* WHAT THE EXERCISE ASKS *
Transcribe the records below in full; pictures stay out of the copy.

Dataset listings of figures
Start

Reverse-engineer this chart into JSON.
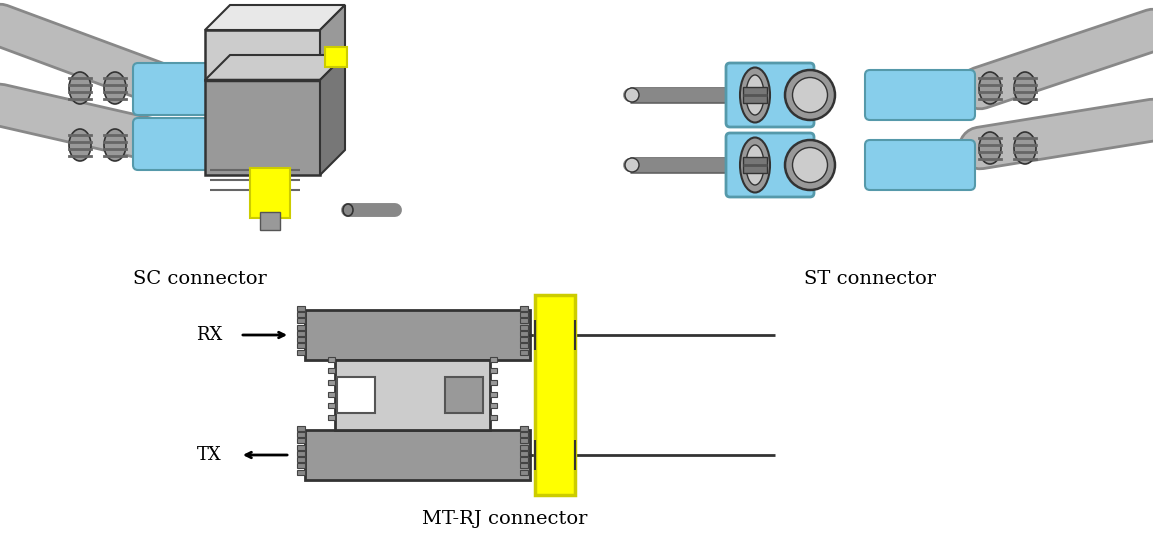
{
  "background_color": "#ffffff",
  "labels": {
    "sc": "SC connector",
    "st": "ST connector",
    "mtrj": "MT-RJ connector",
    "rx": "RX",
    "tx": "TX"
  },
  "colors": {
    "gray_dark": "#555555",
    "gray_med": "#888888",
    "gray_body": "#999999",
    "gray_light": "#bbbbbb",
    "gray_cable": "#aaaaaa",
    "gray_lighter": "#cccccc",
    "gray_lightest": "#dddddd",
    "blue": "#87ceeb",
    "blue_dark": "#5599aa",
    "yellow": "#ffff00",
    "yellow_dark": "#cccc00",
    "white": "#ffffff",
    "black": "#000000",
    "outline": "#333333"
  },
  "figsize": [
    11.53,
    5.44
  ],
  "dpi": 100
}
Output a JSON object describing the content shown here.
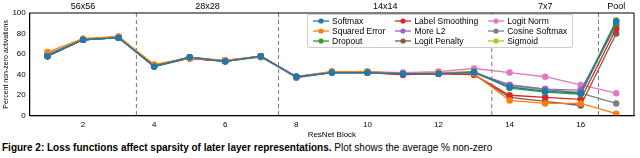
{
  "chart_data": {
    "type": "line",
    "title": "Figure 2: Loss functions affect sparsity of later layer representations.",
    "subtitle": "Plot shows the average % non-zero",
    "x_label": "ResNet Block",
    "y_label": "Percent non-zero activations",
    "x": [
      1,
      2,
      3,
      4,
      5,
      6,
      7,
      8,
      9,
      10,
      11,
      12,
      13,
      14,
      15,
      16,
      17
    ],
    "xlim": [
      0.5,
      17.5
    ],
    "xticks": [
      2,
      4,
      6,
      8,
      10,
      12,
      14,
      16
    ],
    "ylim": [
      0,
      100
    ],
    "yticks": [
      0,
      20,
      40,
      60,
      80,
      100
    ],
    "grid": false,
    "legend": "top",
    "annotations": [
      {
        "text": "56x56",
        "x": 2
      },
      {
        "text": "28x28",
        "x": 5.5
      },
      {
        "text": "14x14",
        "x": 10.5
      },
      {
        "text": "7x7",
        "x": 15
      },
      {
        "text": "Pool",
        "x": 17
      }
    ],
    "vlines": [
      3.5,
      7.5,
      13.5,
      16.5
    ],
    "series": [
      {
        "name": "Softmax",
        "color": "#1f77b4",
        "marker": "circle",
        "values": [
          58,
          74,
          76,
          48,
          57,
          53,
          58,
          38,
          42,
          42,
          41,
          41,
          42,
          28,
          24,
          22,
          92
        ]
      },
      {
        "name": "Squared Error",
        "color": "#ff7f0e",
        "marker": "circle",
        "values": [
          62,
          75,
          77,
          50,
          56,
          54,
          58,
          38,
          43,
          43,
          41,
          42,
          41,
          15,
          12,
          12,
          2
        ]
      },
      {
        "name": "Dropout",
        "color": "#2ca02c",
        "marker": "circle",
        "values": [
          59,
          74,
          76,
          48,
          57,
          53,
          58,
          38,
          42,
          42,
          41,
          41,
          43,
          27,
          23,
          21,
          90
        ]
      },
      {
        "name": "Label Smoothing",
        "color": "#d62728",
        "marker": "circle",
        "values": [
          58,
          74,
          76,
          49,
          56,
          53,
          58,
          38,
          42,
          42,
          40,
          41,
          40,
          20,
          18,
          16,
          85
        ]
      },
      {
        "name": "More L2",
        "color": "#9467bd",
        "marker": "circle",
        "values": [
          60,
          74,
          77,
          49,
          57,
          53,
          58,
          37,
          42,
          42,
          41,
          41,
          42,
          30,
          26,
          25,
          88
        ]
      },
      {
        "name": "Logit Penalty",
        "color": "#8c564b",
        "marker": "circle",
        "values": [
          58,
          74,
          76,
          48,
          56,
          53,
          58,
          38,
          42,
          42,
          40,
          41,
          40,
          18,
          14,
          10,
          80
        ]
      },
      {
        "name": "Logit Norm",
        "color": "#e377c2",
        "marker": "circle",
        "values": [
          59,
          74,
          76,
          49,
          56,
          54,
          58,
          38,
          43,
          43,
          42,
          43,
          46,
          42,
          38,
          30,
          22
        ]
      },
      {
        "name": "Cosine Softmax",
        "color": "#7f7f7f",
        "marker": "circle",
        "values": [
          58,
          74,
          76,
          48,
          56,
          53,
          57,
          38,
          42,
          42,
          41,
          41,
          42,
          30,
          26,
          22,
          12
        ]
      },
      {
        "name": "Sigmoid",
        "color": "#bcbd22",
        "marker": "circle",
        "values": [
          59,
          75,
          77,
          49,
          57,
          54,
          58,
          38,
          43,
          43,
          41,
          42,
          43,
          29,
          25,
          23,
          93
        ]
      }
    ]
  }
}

End

* EXERCISE OUTPUT *
Reverse-engineer this chart into JSON.
{
  "background_color": "#ffffff",
  "labels": {
    "sc": "SC connector",
    "st": "ST connector",
    "mtrj": "MT-RJ connector",
    "rx": "RX",
    "tx": "TX"
  },
  "colors": {
    "gray_dark": "#555555",
    "gray_med": "#888888",
    "gray_body": "#999999",
    "gray_light": "#bbbbbb",
    "gray_cable": "#aaaaaa",
    "gray_lighter": "#cccccc",
    "gray_lightest": "#dddddd",
    "blue": "#87ceeb",
    "blue_dark": "#5599aa",
    "yellow": "#ffff00",
    "yellow_dark": "#cccc00",
    "white": "#ffffff",
    "black": "#000000",
    "outline": "#333333"
  },
  "figsize": [
    11.53,
    5.44
  ],
  "dpi": 100
}
Output a JSON object describing the content shown here.
{
  "chart_data": {
    "type": "line",
    "title": "Figure 2: Loss functions affect sparsity of later layer representations.",
    "subtitle": "Plot shows the average % non-zero",
    "x_label": "ResNet Block",
    "y_label": "Percent non-zero activations",
    "x": [
      1,
      2,
      3,
      4,
      5,
      6,
      7,
      8,
      9,
      10,
      11,
      12,
      13,
      14,
      15,
      16,
      17
    ],
    "xlim": [
      0.5,
      17.5
    ],
    "xticks": [
      2,
      4,
      6,
      8,
      10,
      12,
      14,
      16
    ],
    "ylim": [
      0,
      100
    ],
    "yticks": [
      0,
      20,
      40,
      60,
      80,
      100
    ],
    "grid": false,
    "legend": "top",
    "annotations": [
      {
        "text": "56x56",
        "x": 2
      },
      {
        "text": "28x28",
        "x": 5.5
      },
      {
        "text": "14x14",
        "x": 10.5
      },
      {
        "text": "7x7",
        "x": 15
      },
      {
        "text": "Pool",
        "x": 17
      }
    ],
    "vlines": [
      3.5,
      7.5,
      13.5,
      16.5
    ],
    "series": [
      {
        "name": "Softmax",
        "color": "#1f77b4",
        "marker": "circle",
        "values": [
          58,
          74,
          76,
          48,
          57,
          53,
          58,
          38,
          42,
          42,
          41,
          41,
          42,
          28,
          24,
          22,
          92
        ]
      },
      {
        "name": "Squared Error",
        "color": "#ff7f0e",
        "marker": "circle",
        "values": [
          62,
          75,
          77,
          50,
          56,
          54,
          58,
          38,
          43,
          43,
          41,
          42,
          41,
          15,
          12,
          12,
          2
        ]
      },
      {
        "name": "Dropout",
        "color": "#2ca02c",
        "marker": "circle",
        "values": [
          59,
          74,
          76,
          48,
          57,
          53,
          58,
          38,
          42,
          42,
          41,
          41,
          43,
          27,
          23,
          21,
          90
        ]
      },
      {
        "name": "Label Smoothing",
        "color": "#d62728",
        "marker": "circle",
        "values": [
          58,
          74,
          76,
          49,
          56,
          53,
          58,
          38,
          42,
          42,
          40,
          41,
          40,
          20,
          18,
          16,
          85
        ]
      },
      {
        "name": "More L2",
        "color": "#9467bd",
        "marker": "circle",
        "values": [
          60,
          74,
          77,
          49,
          57,
          53,
          58,
          37,
          42,
          42,
          41,
          41,
          42,
          30,
          26,
          25,
          88
        ]
      },
      {
        "name": "Logit Penalty",
        "color": "#8c564b",
        "marker": "circle",
        "values": [
          58,
          74,
          76,
          48,
          56,
          53,
          58,
          38,
          42,
          42,
          40,
          41,
          40,
          18,
          14,
          10,
          80
        ]
      },
      {
        "name": "Logit Norm",
        "color": "#e377c2",
        "marker": "circle",
        "values": [
          59,
          74,
          76,
          49,
          56,
          54,
          58,
          38,
          43,
          43,
          42,
          43,
          46,
          42,
          38,
          30,
          22
        ]
      },
      {
        "name": "Cosine Softmax",
        "color": "#7f7f7f",
        "marker": "circle",
        "values": [
          58,
          74,
          76,
          48,
          56,
          53,
          57,
          38,
          42,
          42,
          41,
          41,
          42,
          30,
          26,
          22,
          12
        ]
      },
      {
        "name": "Sigmoid",
        "color": "#bcbd22",
        "marker": "circle",
        "values": [
          59,
          75,
          77,
          49,
          57,
          54,
          58,
          38,
          43,
          43,
          41,
          42,
          43,
          29,
          25,
          23,
          93
        ]
      }
    ]
  }
}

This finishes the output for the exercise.